TASK:
Check every line of the entries below for the word "income", and copy the ones that have it.

Recorded data:
○ ○ ○ ○ ○
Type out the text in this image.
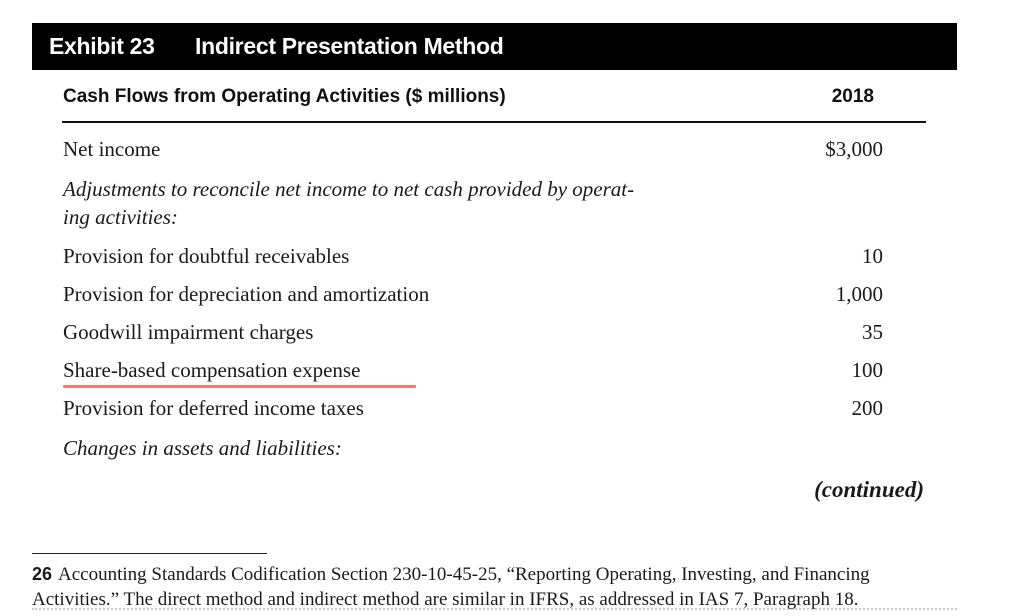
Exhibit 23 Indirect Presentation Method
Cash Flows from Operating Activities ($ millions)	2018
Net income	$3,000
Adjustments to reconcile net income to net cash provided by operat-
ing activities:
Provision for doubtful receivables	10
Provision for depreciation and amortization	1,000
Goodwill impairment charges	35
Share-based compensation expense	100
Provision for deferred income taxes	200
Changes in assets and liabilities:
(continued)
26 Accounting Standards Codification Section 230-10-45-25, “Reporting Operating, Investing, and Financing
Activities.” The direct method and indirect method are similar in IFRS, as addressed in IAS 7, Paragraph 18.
○ ○ ○ ○ ○
FULL RESPONSE:
Net income	$3,000
Adjustments to reconcile net income to net cash provided by operat-
Provision for deferred income taxes	200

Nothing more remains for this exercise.